» **RECORDS FOR THE TASK**

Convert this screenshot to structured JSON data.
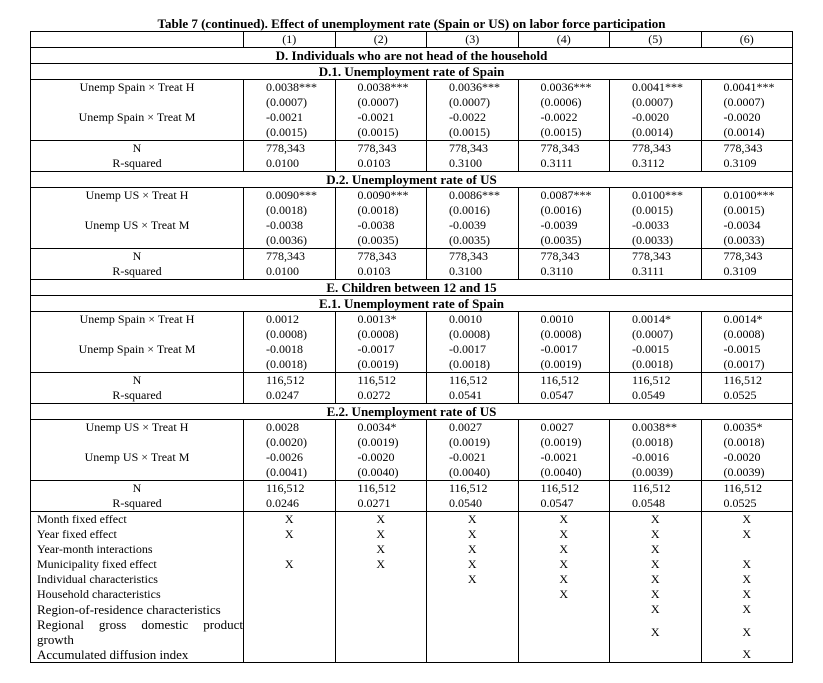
{
  "title": "Table 7 (continued). Effect of unemployment rate (Spain or US) on labor force participation",
  "columns": [
    "(1)",
    "(2)",
    "(3)",
    "(4)",
    "(5)",
    "(6)"
  ],
  "panels": [
    {
      "heading": "D. Individuals who are not head of the household",
      "blocks": [
        {
          "heading": "D.1. Unemployment rate of Spain",
          "coef_rows": [
            {
              "label": "Unemp Spain × Treat H",
              "coef": [
                "0.0038***",
                "0.0038***",
                "0.0036***",
                "0.0036***",
                "0.0041***",
                "0.0041***"
              ],
              "se": [
                "(0.0007)",
                "(0.0007)",
                "(0.0007)",
                "(0.0006)",
                "(0.0007)",
                "(0.0007)"
              ]
            },
            {
              "label": "Unemp Spain × Treat M",
              "coef": [
                "-0.0021",
                "-0.0021",
                "-0.0022",
                "-0.0022",
                "-0.0020",
                "-0.0020"
              ],
              "se": [
                "(0.0015)",
                "(0.0015)",
                "(0.0015)",
                "(0.0015)",
                "(0.0014)",
                "(0.0014)"
              ]
            }
          ],
          "stats": [
            {
              "label": "N",
              "values": [
                "778,343",
                "778,343",
                "778,343",
                "778,343",
                "778,343",
                "778,343"
              ]
            },
            {
              "label": "R-squared",
              "values": [
                "0.0100",
                "0.0103",
                "0.3100",
                "0.3111",
                "0.3112",
                "0.3109"
              ]
            }
          ]
        },
        {
          "heading": "D.2. Unemployment rate of US",
          "coef_rows": [
            {
              "label": "Unemp US × Treat H",
              "coef": [
                "0.0090***",
                "0.0090***",
                "0.0086***",
                "0.0087***",
                "0.0100***",
                "0.0100***"
              ],
              "se": [
                "(0.0018)",
                "(0.0018)",
                "(0.0016)",
                "(0.0016)",
                "(0.0015)",
                "(0.0015)"
              ]
            },
            {
              "label": "Unemp US × Treat M",
              "coef": [
                "-0.0038",
                "-0.0038",
                "-0.0039",
                "-0.0039",
                "-0.0033",
                "-0.0034"
              ],
              "se": [
                "(0.0036)",
                "(0.0035)",
                "(0.0035)",
                "(0.0035)",
                "(0.0033)",
                "(0.0033)"
              ]
            }
          ],
          "stats": [
            {
              "label": "N",
              "values": [
                "778,343",
                "778,343",
                "778,343",
                "778,343",
                "778,343",
                "778,343"
              ]
            },
            {
              "label": "R-squared",
              "values": [
                "0.0100",
                "0.0103",
                "0.3100",
                "0.3110",
                "0.3111",
                "0.3109"
              ]
            }
          ]
        }
      ]
    },
    {
      "heading": "E. Children between 12 and 15",
      "blocks": [
        {
          "heading": "E.1. Unemployment rate of Spain",
          "coef_rows": [
            {
              "label": "Unemp Spain × Treat H",
              "coef": [
                "0.0012",
                "0.0013*",
                "0.0010",
                "0.0010",
                "0.0014*",
                "0.0014*"
              ],
              "se": [
                "(0.0008)",
                "(0.0008)",
                "(0.0008)",
                "(0.0008)",
                "(0.0007)",
                "(0.0008)"
              ]
            },
            {
              "label": "Unemp Spain × Treat M",
              "coef": [
                "-0.0018",
                "-0.0017",
                "-0.0017",
                "-0.0017",
                "-0.0015",
                "-0.0015"
              ],
              "se": [
                "(0.0018)",
                "(0.0019)",
                "(0.0018)",
                "(0.0019)",
                "(0.0018)",
                "(0.0017)"
              ]
            }
          ],
          "stats": [
            {
              "label": "N",
              "values": [
                "116,512",
                "116,512",
                "116,512",
                "116,512",
                "116,512",
                "116,512"
              ]
            },
            {
              "label": "R-squared",
              "values": [
                "0.0247",
                "0.0272",
                "0.0541",
                "0.0547",
                "0.0549",
                "0.0525"
              ]
            }
          ]
        },
        {
          "heading": "E.2. Unemployment rate of US",
          "coef_rows": [
            {
              "label": "Unemp US × Treat H",
              "coef": [
                "0.0028",
                "0.0034*",
                "0.0027",
                "0.0027",
                "0.0038**",
                "0.0035*"
              ],
              "se": [
                "(0.0020)",
                "(0.0019)",
                "(0.0019)",
                "(0.0019)",
                "(0.0018)",
                "(0.0018)"
              ]
            },
            {
              "label": "Unemp US × Treat M",
              "coef": [
                "-0.0026",
                "-0.0020",
                "-0.0021",
                "-0.0021",
                "-0.0016",
                "-0.0020"
              ],
              "se": [
                "(0.0041)",
                "(0.0040)",
                "(0.0040)",
                "(0.0040)",
                "(0.0039)",
                "(0.0039)"
              ]
            }
          ],
          "stats": [
            {
              "label": "N",
              "values": [
                "116,512",
                "116,512",
                "116,512",
                "116,512",
                "116,512",
                "116,512"
              ]
            },
            {
              "label": "R-squared",
              "values": [
                "0.0246",
                "0.0271",
                "0.0540",
                "0.0547",
                "0.0548",
                "0.0525"
              ]
            }
          ]
        }
      ]
    }
  ],
  "controls": [
    {
      "label": "Month fixed effect",
      "marks": [
        "X",
        "X",
        "X",
        "X",
        "X",
        "X"
      ]
    },
    {
      "label": "Year fixed effect",
      "marks": [
        "X",
        "X",
        "X",
        "X",
        "X",
        "X"
      ]
    },
    {
      "label": "Year-month interactions",
      "marks": [
        null,
        "X",
        "X",
        "X",
        "X",
        null
      ]
    },
    {
      "label": "Municipality fixed effect",
      "marks": [
        "X",
        "X",
        "X",
        "X",
        "X",
        "X"
      ]
    },
    {
      "label": "Individual characteristics",
      "marks": [
        null,
        null,
        "X",
        "X",
        "X",
        "X"
      ]
    },
    {
      "label": "Household characteristics",
      "marks": [
        null,
        null,
        null,
        "X",
        "X",
        "X"
      ]
    },
    {
      "label": "Region-of-residence characteristics",
      "marks": [
        null,
        null,
        null,
        null,
        "X",
        "X"
      ]
    },
    {
      "label": "Regional gross domestic product growth",
      "marks": [
        null,
        null,
        null,
        null,
        "X",
        "X"
      ]
    },
    {
      "label": "Accumulated diffusion index",
      "marks": [
        null,
        null,
        null,
        null,
        null,
        "X"
      ]
    }
  ]
}
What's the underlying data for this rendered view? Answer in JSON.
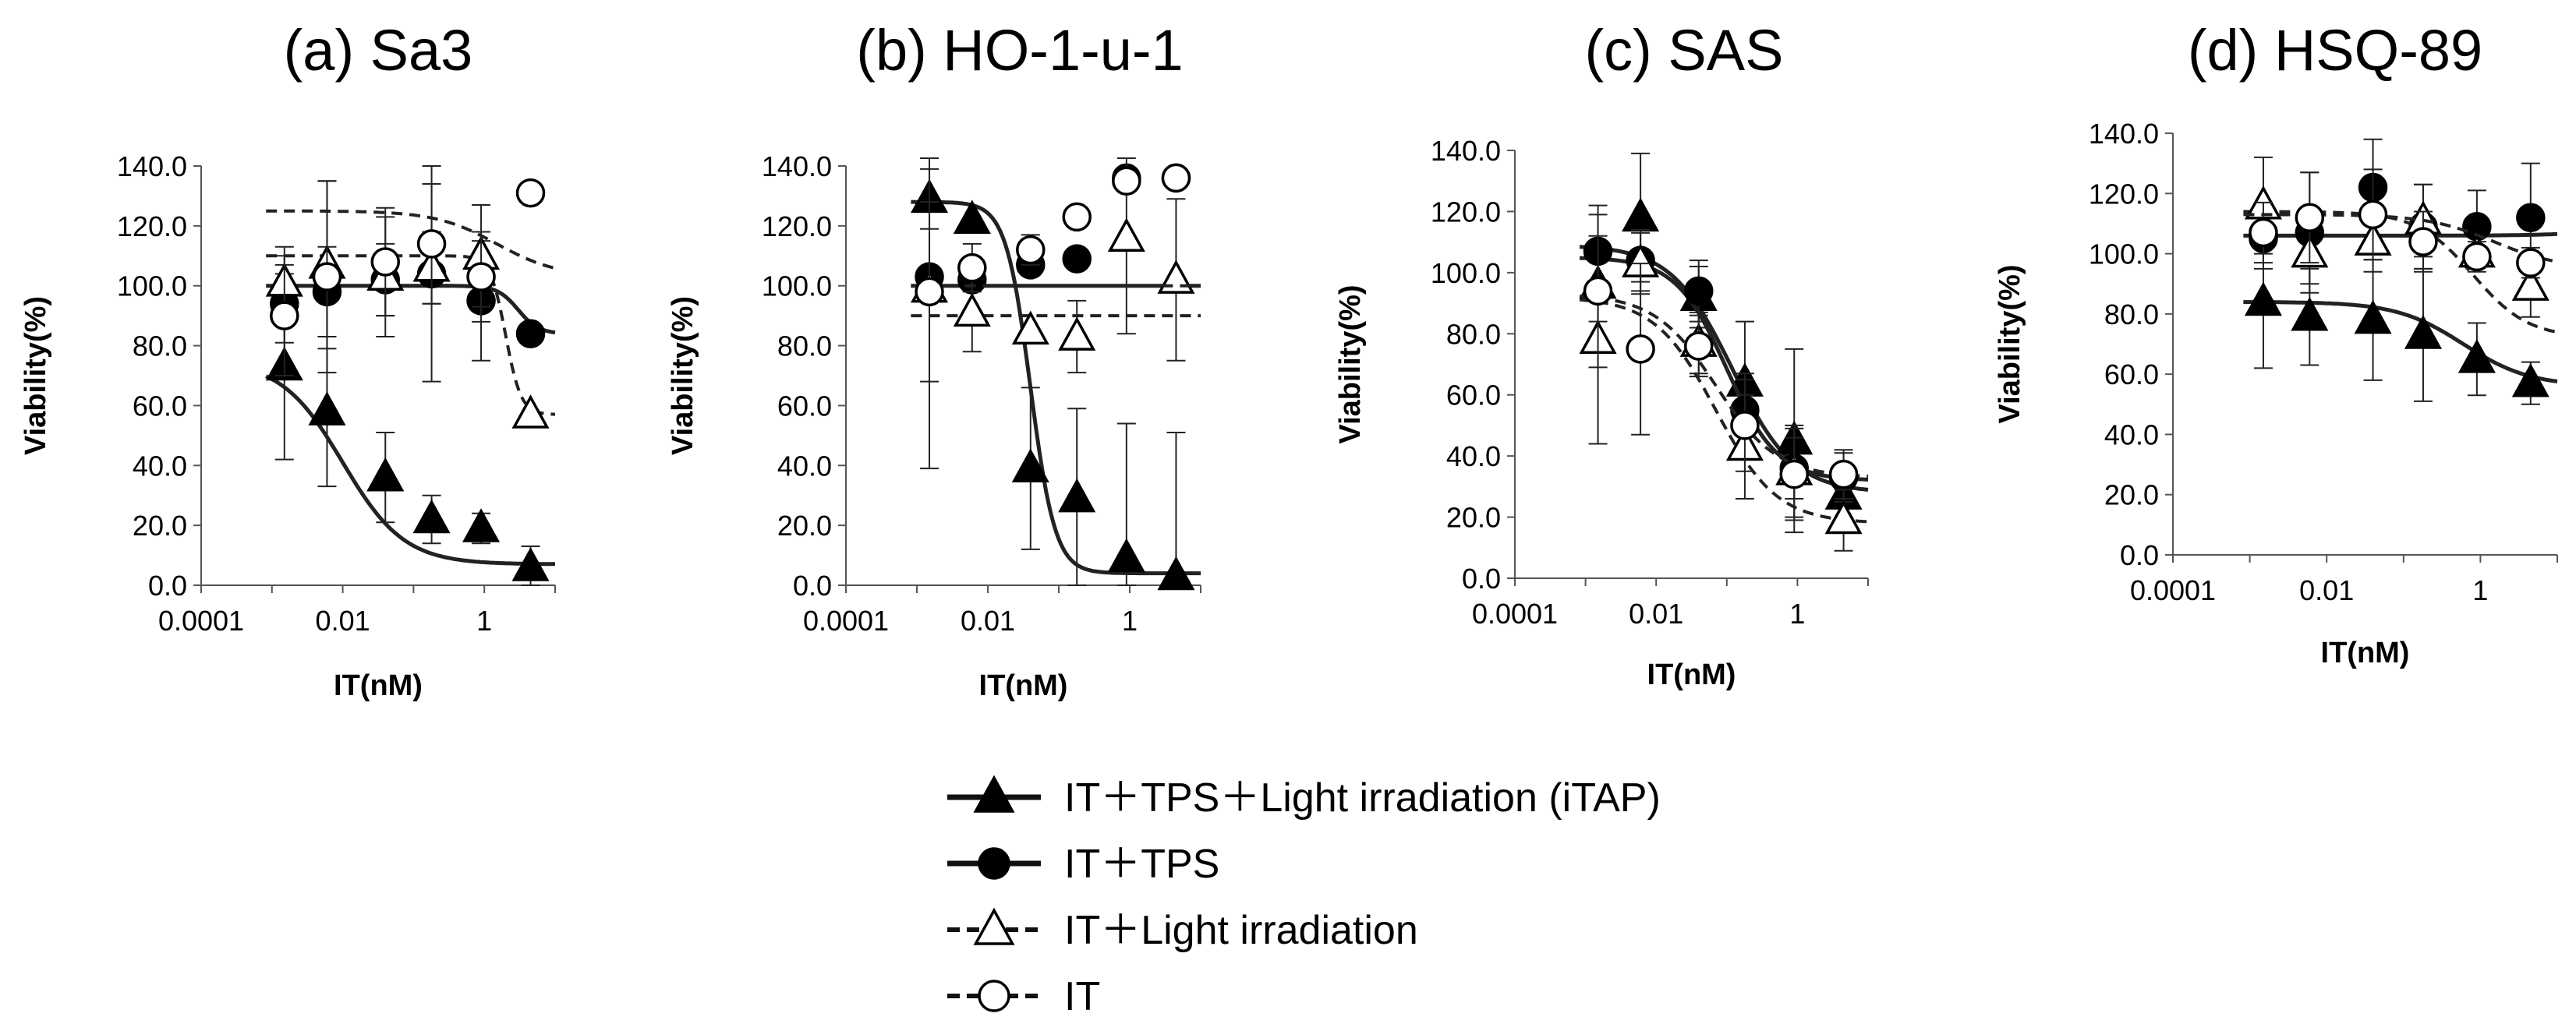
{
  "chart_data": [
    {
      "type": "scatter",
      "title": "(a) Sa3",
      "xlabel": "IT(nM)",
      "ylabel": "Viability(%)",
      "xscale": "log",
      "xlim": [
        0.0001,
        10
      ],
      "ylim": [
        0,
        140
      ],
      "x_ticks": [
        "0.0001",
        "0.01",
        "1"
      ],
      "y_ticks": [
        "0.0",
        "20.0",
        "40.0",
        "60.0",
        "80.0",
        "100.0",
        "120.0",
        "140.0"
      ],
      "x": [
        0.0015,
        0.006,
        0.04,
        0.18,
        0.9,
        4.5
      ],
      "series": [
        {
          "name": "IT + TPS + Light irradiation (iTAP)",
          "values": [
            73,
            58,
            36,
            22,
            19,
            6
          ],
          "errors": [
            31,
            25,
            15,
            8,
            5,
            7
          ],
          "fit": [
            0,
            75,
            0.01,
            1.0,
            7
          ]
        },
        {
          "name": "IT + TPS",
          "values": [
            94,
            98,
            102,
            104,
            95,
            84
          ],
          "errors": [
            13,
            15,
            12,
            36,
            20,
            0
          ],
          "fit": [
            84,
            100,
            3,
            3,
            84
          ]
        },
        {
          "name": "IT + Light irradiation",
          "values": [
            101,
            107,
            103,
            106,
            110,
            57
          ],
          "errors": [
            12,
            28,
            20,
            12,
            17,
            0
          ],
          "fit": [
            57,
            110,
            2,
            4,
            57
          ]
        },
        {
          "name": "IT",
          "values": [
            90,
            103,
            108,
            114,
            103,
            131
          ],
          "errors": [
            20,
            32,
            18,
            20,
            15,
            0
          ],
          "fit": [
            103,
            125,
            1.5,
            1,
            103
          ]
        }
      ]
    },
    {
      "type": "scatter",
      "title": "(b) HO-1-u-1",
      "xlabel": "IT(nM)",
      "ylabel": "Viability(%)",
      "xscale": "log",
      "xlim": [
        0.0001,
        10
      ],
      "ylim": [
        0,
        140
      ],
      "x_ticks": [
        "0.0001",
        "0.01",
        "1"
      ],
      "y_ticks": [
        "0.0",
        "20.0",
        "40.0",
        "60.0",
        "80.0",
        "100.0",
        "120.0",
        "140.0"
      ],
      "x": [
        0.0015,
        0.006,
        0.04,
        0.18,
        0.9,
        4.5
      ],
      "series": [
        {
          "name": "IT + TPS + Light irradiation (iTAP)",
          "values": [
            129,
            122,
            39,
            29,
            9,
            3
          ],
          "errors": [
            10,
            0,
            27,
            30,
            45,
            48
          ],
          "fit": [
            0,
            128,
            0.04,
            2.5,
            4
          ]
        },
        {
          "name": "IT + TPS",
          "values": [
            103,
            102,
            107,
            109,
            136,
            136
          ],
          "errors": [
            0,
            0,
            0,
            0,
            0,
            0
          ],
          "fit": [
            0,
            100,
            0.15,
            2.5,
            100
          ]
        },
        {
          "name": "IT + Light irradiation",
          "values": [
            99,
            91,
            85,
            83,
            116,
            102
          ],
          "errors": [
            60,
            13,
            0,
            12,
            32,
            27
          ],
          "fit": [
            0,
            90,
            0.1,
            1.0,
            90
          ]
        },
        {
          "name": "IT",
          "values": [
            98,
            106,
            112,
            123,
            135,
            136
          ],
          "errors": [
            30,
            8,
            5,
            0,
            0,
            0
          ],
          "fit": [
            0,
            100,
            0.1,
            2.0,
            100
          ]
        }
      ]
    },
    {
      "type": "scatter",
      "title": "(c) SAS",
      "xlabel": "IT(nM)",
      "ylabel": "Viability(%)",
      "xscale": "log",
      "xlim": [
        0.0001,
        10
      ],
      "ylim": [
        0,
        140
      ],
      "x_ticks": [
        "0.0001",
        "0.01",
        "1"
      ],
      "y_ticks": [
        "0.0",
        "20.0",
        "40.0",
        "60.0",
        "80.0",
        "100.0",
        "120.0",
        "140.0"
      ],
      "x": [
        0.0015,
        0.006,
        0.04,
        0.18,
        0.9,
        4.5
      ],
      "series": [
        {
          "name": "IT + TPS + Light irradiation (iTAP)",
          "values": [
            96,
            118,
            92,
            64,
            45,
            27
          ],
          "errors": [
            12,
            21,
            10,
            20,
            30,
            10
          ],
          "fit": [
            0,
            109,
            0.12,
            1.0,
            28
          ]
        },
        {
          "name": "IT + TPS",
          "values": [
            107,
            104,
            94,
            55,
            36,
            33
          ],
          "errors": [
            15,
            10,
            10,
            12,
            10,
            8
          ],
          "fit": [
            0,
            105,
            0.1,
            1.2,
            32
          ]
        },
        {
          "name": "IT + Light irradiation",
          "values": [
            78,
            103,
            77,
            43,
            35,
            19
          ],
          "errors": [
            34,
            10,
            10,
            17,
            15,
            10
          ],
          "fit": [
            0,
            92,
            0.07,
            1.0,
            18
          ]
        },
        {
          "name": "IT",
          "values": [
            94,
            75,
            76,
            50,
            34,
            34
          ],
          "errors": [
            25,
            28,
            10,
            15,
            15,
            8
          ],
          "fit": [
            0,
            93,
            0.07,
            1.0,
            33
          ]
        }
      ]
    },
    {
      "type": "scatter",
      "title": "(d) HSQ-89",
      "xlabel": "IT(nM)",
      "ylabel": "Viability(%)",
      "xscale": "log",
      "xlim": [
        0.0001,
        10
      ],
      "ylim": [
        0,
        140
      ],
      "x_ticks": [
        "0.0001",
        "0.01",
        "1"
      ],
      "y_ticks": [
        "0.0",
        "20.0",
        "40.0",
        "60.0",
        "80.0",
        "100.0",
        "120.0",
        "140.0"
      ],
      "x": [
        0.0015,
        0.006,
        0.04,
        0.18,
        0.9,
        4.5
      ],
      "series": [
        {
          "name": "IT + TPS + Light irradiation (iTAP)",
          "values": [
            84,
            79,
            78,
            73,
            65,
            57
          ],
          "errors": [
            22,
            16,
            20,
            22,
            12,
            7
          ],
          "fit": [
            0,
            84,
            0.6,
            1.0,
            56
          ]
        },
        {
          "name": "IT + TPS",
          "values": [
            105,
            107,
            122,
            109,
            109,
            112
          ],
          "errors": [
            10,
            20,
            16,
            14,
            12,
            18
          ],
          "fit": [
            0,
            106,
            100,
            1,
            112
          ]
        },
        {
          "name": "IT + Light irradiation",
          "values": [
            116,
            100,
            104,
            111,
            100,
            89
          ],
          "errors": [
            16,
            10,
            10,
            12,
            0,
            10
          ],
          "fit": [
            0,
            114,
            0.8,
            1.2,
            72
          ]
        },
        {
          "name": "IT",
          "values": [
            107,
            112,
            113,
            104,
            99,
            97
          ],
          "errors": [
            10,
            15,
            15,
            10,
            5,
            5
          ],
          "fit": [
            0,
            113,
            1.5,
            1.0,
            95
          ]
        }
      ]
    }
  ],
  "legend": [
    {
      "label": "IT＋TPS＋Light irradiation (iTAP)",
      "marker": "triangle-filled",
      "line": "solid"
    },
    {
      "label": "IT＋TPS",
      "marker": "circle-filled",
      "line": "solid"
    },
    {
      "label": "IT＋Light irradiation",
      "marker": "triangle-open",
      "line": "dashed"
    },
    {
      "label": "IT",
      "marker": "circle-open",
      "line": "dashed"
    }
  ]
}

» **TASK INSTRUCTIONS**
What is the number of lines in this listing that contain the word "triangle"? Answer with that number and nothing else.

» **EXERCISE ANSWER**
2